Goal
Write out every single entry exactly.

Entries supplied
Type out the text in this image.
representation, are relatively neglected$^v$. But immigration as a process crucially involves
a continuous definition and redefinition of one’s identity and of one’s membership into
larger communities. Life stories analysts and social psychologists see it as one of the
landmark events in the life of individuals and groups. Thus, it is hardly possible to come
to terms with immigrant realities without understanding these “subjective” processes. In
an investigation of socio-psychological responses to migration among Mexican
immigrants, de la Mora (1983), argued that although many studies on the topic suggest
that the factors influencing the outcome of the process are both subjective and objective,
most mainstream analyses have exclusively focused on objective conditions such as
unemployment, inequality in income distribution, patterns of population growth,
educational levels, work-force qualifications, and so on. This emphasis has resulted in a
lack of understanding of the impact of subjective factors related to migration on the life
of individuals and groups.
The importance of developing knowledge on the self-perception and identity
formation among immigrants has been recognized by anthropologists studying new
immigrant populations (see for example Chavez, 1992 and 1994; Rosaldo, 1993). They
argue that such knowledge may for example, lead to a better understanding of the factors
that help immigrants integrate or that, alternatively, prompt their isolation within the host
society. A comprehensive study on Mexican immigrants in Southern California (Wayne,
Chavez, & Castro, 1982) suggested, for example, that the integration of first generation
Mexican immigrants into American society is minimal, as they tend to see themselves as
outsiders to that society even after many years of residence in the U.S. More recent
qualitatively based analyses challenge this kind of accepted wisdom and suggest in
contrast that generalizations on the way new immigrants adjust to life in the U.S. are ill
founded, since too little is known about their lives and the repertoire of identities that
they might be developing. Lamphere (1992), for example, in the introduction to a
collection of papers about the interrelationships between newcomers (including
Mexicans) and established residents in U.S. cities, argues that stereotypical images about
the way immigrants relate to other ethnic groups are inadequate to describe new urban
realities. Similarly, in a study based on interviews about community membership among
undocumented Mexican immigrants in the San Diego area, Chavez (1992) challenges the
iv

Final answer
Type out the text in this image.
representation, are relatively neglected$^v$. But immigration as a process crucially involves
a continuous definition and redefinition of one’s identity and of one’s membership into
larger communities. Life stories analysts and social psychologists see it as one of the
landmark events in the life of individuals and groups. Thus, it is hardly possible to come
to terms with immigrant realities without understanding these “subjective” processes. In
an investigation of socio-psychological responses to migration among Mexican
immigrants, de la Mora (1983), argued that although many studies on the topic suggest
that the factors influencing the outcome of the process are both subjective and objective,
most mainstream analyses have exclusively focused on objective conditions such as
unemployment, inequality in income distribution, patterns of population growth,
educational levels, work-force qualifications, and so on. This emphasis has resulted in a
lack of understanding of the impact of subjective factors related to migration on the life
of individuals and groups.
The importance of developing knowledge on the self-perception and identity
formation among immigrants has been recognized by anthropologists studying new
immigrant populations (see for example Chavez, 1992 and 1994; Rosaldo, 1993). They
argue that such knowledge may for example, lead to a better understanding of the factors
that help immigrants integrate or that, alternatively, prompt their isolation within the host
society. A comprehensive study on Mexican immigrants in Southern California (Wayne,
Chavez, & Castro, 1982) suggested, for example, that the integration of first generation
Mexican immigrants into American society is minimal, as they tend to see themselves as
outsiders to that society even after many years of residence in the U.S. More recent
qualitatively based analyses challenge this kind of accepted wisdom and suggest in
contrast that generalizations on the way new immigrants adjust to life in the U.S. are ill
founded, since too little is known about their lives and the repertoire of identities that
they might be developing. Lamphere (1992), for example, in the introduction to a
collection of papers about the interrelationships between newcomers (including
Mexicans) and established residents in U.S. cities, argues that stereotypical images about
the way immigrants relate to other ethnic groups are inadequate to describe new urban
realities. Similarly, in a study based on interviews about community membership among
undocumented Mexican immigrants in the San Diego area, Chavez (1992) challenges the
iv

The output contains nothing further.